- _Problems to solve_
**A.** In the text on why data matters to AI, switch "quantity" to "volume" and give everything from "Data doesn't just" down to "much as quantity.".
**B.** Output the records word for word, from their very start down to and including the line that contains "- home-icon: [79, 19, 92, 31]".
##### Excerpt provided
Why data matters so much to AI

In traditional programming, humans write the rules. In AI, the data provides the rules — implicitly. A spam filter doesn't get told "emails with the word 'prize' are spam." It reads millions of emails labelled as spam or not spam, and figures out the patterns on its own.

This means the AI system will reflect whatever is in its training data — the good and the bad. Biased data produces biased models. Incomplete data produces models with blind spots. Noisy data produces unreliable models.

Real-world example

Amazon once built an AI hiring tool trained on a decade of historical resumes. The problem: those resumes came mostly from men, because the tech industry had hired mostly men. The AI learned to penalise resumes that included the word "women's" (as in women's chess club) and downgraded graduates of all-women's colleges. Amazon scrapped the tool in 2018.

The data lifecycle

Data doesn't just appear ready to use. It goes through several stages:

  1. Collection — gathering raw data from sensors, forms, scrapers, transactions, surveys, or APIs
  2. Storage — saving it in databases, data warehouses, or data lakes
  3. Cleaning — fixing errors, handling missing values, removing duplicates. Often the most time-consuming step.
  4. Transformation — converting data into a format useful for analysis or model training
  5. Analysis / Training — extracting insights or training a model
  6. Deployment — using the results in a product or decision

Data quality vs data quantity

More data isn't always better. A million poorly labelled images will produce a worse model than a hundred thousand accurately labelled ones. Data quality — accuracy, completeness, consistency, and relevance — matters at least as much as quantity.
##########
##### Supplied information
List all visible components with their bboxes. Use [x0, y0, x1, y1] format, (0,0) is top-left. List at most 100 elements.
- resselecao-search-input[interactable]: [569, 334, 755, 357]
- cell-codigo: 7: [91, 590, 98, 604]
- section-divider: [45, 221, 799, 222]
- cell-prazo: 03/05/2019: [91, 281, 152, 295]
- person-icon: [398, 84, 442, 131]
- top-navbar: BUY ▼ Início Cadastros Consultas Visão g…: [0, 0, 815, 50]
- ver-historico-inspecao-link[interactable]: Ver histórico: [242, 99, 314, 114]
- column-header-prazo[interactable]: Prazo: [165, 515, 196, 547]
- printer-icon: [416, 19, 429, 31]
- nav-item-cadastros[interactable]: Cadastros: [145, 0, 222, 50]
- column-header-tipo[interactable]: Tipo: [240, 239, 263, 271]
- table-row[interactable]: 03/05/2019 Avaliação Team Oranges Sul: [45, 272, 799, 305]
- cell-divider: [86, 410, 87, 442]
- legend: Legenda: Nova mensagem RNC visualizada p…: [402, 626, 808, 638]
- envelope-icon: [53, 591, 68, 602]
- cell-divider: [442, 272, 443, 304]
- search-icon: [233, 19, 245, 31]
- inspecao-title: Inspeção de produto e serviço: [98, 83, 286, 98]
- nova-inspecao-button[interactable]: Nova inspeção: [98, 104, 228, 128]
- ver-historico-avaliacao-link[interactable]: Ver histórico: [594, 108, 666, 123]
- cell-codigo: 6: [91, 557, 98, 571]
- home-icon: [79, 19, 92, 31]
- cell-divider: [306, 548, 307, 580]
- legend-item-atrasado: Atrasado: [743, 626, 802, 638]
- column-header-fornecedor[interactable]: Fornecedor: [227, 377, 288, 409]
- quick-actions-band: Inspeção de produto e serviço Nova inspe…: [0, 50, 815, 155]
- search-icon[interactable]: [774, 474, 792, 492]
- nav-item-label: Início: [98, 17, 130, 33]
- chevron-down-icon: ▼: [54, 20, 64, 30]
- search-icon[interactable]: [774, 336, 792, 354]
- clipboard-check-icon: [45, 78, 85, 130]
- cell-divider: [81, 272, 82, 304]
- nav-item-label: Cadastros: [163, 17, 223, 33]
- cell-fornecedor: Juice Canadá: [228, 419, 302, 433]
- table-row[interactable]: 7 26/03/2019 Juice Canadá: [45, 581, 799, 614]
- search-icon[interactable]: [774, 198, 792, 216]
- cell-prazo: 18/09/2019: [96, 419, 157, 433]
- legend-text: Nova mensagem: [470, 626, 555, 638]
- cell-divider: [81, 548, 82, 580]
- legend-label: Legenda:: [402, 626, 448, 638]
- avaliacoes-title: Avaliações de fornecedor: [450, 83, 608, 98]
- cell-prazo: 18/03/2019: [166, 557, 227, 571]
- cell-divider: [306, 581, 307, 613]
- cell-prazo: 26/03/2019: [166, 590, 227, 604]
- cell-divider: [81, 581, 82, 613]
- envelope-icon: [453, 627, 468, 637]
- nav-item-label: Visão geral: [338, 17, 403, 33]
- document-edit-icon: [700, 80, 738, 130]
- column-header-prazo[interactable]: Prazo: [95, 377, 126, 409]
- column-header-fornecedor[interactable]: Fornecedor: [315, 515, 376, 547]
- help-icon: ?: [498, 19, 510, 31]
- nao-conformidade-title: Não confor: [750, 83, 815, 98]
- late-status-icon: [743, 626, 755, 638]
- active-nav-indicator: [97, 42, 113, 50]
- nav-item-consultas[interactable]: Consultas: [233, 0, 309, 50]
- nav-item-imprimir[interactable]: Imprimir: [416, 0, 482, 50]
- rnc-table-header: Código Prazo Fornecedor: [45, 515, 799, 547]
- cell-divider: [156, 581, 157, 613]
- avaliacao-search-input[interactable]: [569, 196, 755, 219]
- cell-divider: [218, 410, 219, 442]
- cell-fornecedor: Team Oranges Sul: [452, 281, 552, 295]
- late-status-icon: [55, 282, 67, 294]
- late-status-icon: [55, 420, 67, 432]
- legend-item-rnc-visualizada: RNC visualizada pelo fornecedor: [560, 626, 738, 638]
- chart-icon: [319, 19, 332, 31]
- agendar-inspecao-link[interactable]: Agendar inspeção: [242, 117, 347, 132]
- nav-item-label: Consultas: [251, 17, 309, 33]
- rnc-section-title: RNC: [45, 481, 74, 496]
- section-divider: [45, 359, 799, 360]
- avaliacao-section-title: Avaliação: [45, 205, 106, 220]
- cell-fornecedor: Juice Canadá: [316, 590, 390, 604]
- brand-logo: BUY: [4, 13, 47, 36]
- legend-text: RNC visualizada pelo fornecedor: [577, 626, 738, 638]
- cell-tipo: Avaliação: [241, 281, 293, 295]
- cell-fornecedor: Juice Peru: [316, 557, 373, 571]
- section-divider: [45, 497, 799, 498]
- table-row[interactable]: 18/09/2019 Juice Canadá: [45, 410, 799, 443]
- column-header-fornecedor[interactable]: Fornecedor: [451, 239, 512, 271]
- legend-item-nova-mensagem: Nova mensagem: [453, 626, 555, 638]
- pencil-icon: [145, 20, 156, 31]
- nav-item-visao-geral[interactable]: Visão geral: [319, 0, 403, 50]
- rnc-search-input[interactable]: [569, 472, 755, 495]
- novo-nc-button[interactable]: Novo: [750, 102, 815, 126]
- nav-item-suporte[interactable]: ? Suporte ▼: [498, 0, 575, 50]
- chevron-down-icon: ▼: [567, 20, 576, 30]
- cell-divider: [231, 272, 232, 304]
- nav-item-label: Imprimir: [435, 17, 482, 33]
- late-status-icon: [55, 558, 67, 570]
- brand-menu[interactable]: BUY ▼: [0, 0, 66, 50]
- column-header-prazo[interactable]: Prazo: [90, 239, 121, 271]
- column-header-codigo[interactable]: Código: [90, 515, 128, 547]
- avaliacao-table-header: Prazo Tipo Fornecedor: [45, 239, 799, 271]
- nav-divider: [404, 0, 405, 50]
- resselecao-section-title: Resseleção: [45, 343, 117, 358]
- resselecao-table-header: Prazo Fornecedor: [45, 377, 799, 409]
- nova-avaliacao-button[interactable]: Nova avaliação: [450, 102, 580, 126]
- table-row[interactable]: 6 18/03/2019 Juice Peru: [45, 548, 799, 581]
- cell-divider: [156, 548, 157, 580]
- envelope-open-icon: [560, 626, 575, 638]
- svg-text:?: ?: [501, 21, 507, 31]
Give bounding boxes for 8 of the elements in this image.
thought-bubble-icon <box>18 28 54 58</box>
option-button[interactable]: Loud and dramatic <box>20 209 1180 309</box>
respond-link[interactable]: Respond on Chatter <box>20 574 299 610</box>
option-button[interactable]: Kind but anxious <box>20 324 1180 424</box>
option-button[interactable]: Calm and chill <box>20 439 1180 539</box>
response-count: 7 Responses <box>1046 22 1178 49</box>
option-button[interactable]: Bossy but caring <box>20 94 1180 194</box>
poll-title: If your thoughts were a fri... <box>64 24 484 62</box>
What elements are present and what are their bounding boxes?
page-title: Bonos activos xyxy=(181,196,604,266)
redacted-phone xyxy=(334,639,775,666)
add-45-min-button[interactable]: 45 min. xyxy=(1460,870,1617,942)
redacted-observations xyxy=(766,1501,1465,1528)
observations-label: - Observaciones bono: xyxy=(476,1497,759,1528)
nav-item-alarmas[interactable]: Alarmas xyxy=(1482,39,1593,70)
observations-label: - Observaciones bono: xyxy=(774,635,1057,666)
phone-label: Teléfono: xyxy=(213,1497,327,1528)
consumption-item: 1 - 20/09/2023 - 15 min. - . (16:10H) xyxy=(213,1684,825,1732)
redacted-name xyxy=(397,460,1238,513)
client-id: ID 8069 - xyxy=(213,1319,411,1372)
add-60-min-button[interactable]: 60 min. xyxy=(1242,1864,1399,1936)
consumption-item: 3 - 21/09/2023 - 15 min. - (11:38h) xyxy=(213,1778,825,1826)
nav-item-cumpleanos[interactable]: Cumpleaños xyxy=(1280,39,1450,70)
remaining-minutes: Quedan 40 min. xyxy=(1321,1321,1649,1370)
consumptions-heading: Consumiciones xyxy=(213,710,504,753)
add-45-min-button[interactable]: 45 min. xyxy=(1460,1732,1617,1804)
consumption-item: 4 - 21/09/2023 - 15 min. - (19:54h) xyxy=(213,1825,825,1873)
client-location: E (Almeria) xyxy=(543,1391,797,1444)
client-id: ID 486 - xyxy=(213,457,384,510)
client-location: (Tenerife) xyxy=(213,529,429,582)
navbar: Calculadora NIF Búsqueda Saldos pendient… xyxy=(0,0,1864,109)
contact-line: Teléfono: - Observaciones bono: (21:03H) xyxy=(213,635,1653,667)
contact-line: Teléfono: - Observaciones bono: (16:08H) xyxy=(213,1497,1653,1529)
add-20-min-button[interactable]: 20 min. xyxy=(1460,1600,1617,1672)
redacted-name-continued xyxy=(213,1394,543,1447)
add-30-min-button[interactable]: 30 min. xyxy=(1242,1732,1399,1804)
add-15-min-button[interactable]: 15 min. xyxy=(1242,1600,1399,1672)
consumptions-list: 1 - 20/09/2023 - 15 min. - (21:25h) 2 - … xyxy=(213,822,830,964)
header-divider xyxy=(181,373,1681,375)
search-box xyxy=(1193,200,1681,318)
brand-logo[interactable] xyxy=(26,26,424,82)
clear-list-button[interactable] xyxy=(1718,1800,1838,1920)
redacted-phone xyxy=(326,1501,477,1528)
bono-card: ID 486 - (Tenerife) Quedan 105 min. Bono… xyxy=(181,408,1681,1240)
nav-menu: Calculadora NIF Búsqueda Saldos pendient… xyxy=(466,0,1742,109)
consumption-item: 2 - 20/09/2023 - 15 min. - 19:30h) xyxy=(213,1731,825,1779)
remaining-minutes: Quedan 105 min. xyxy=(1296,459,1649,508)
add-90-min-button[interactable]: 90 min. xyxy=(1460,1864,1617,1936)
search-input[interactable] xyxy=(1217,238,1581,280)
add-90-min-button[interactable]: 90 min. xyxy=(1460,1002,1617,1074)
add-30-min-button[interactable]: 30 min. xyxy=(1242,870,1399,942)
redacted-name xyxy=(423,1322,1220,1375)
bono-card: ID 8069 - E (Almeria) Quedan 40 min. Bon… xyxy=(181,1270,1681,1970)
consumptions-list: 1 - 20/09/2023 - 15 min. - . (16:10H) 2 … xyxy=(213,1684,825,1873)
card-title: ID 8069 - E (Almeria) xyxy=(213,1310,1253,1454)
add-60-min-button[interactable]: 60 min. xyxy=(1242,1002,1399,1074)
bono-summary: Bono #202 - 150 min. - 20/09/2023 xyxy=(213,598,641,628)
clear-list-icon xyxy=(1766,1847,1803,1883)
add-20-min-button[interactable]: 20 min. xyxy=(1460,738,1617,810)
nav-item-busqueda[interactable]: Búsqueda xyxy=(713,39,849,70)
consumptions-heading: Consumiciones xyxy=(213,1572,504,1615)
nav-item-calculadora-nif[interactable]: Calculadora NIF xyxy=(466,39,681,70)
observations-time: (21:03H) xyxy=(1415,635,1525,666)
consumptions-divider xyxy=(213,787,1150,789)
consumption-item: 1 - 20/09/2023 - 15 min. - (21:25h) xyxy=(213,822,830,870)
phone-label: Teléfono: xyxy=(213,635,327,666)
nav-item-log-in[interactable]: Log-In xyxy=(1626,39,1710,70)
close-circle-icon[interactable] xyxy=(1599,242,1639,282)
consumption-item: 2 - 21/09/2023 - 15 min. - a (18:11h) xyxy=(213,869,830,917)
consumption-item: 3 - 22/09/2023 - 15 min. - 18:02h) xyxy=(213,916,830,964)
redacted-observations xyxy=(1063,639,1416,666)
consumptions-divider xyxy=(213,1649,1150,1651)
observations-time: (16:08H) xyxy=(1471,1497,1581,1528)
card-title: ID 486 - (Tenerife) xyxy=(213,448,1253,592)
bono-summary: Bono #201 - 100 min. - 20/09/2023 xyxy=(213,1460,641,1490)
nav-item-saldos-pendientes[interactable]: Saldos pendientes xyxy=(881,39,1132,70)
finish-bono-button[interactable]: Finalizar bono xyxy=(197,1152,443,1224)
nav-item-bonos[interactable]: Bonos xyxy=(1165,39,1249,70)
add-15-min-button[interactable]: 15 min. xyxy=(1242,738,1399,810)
##########
- _Expected outputs_
**A.**
Data doesn't just appear ready to use. It goes through several stages:

  1. Collection — gathering raw data from sensors, forms, scrapers, transactions, surveys, or APIs
  2. Storage — saving it in databases, data warehouses, or data lakes
  3. Cleaning — fixing errors, handling missing values, removing duplicates. Often the most time-consuming step.
  4. Transformation — converting data into a format useful for analysis or model training
  5. Analysis / Training — extracting insights or training a model
  6. Deployment — using the results in a product or decision

Data quality vs data volume

More data isn't always better. A million poorly labelled images will produce a worse model than a hundred thousand accurately labelled ones. Data quality — accuracy, completeness, consistency, and relevance — matters at least as much as volume.

**B.**
List all visible components with their bboxes. Use [x0, y0, x1, y1] format, (0,0) is top-left. List at most 100 elements.
- resselecao-search-input[interactable]: [569, 334, 755, 357]
- cell-codigo: 7: [91, 590, 98, 604]
- section-divider: [45, 221, 799, 222]
- cell-prazo: 03/05/2019: [91, 281, 152, 295]
- person-icon: [398, 84, 442, 131]
- top-navbar: BUY ▼ Início Cadastros Consultas Visão g…: [0, 0, 815, 50]
- ver-historico-inspecao-link[interactable]: Ver histórico: [242, 99, 314, 114]
- column-header-prazo[interactable]: Prazo: [165, 515, 196, 547]
- printer-icon: [416, 19, 429, 31]
- nav-item-cadastros[interactable]: Cadastros: [145, 0, 222, 50]
- column-header-tipo[interactable]: Tipo: [240, 239, 263, 271]
- table-row[interactable]: 03/05/2019 Avaliação Team Oranges Sul: [45, 272, 799, 305]
- cell-divider: [86, 410, 87, 442]
- legend: Legenda: Nova mensagem RNC visualizada p…: [402, 626, 808, 638]
- envelope-icon: [53, 591, 68, 602]
- cell-divider: [442, 272, 443, 304]
- search-icon: [233, 19, 245, 31]
- inspecao-title: Inspeção de produto e serviço: [98, 83, 286, 98]
- nova-inspecao-button[interactable]: Nova inspeção: [98, 104, 228, 128]
- ver-historico-avaliacao-link[interactable]: Ver histórico: [594, 108, 666, 123]
- cell-codigo: 6: [91, 557, 98, 571]
- home-icon: [79, 19, 92, 31]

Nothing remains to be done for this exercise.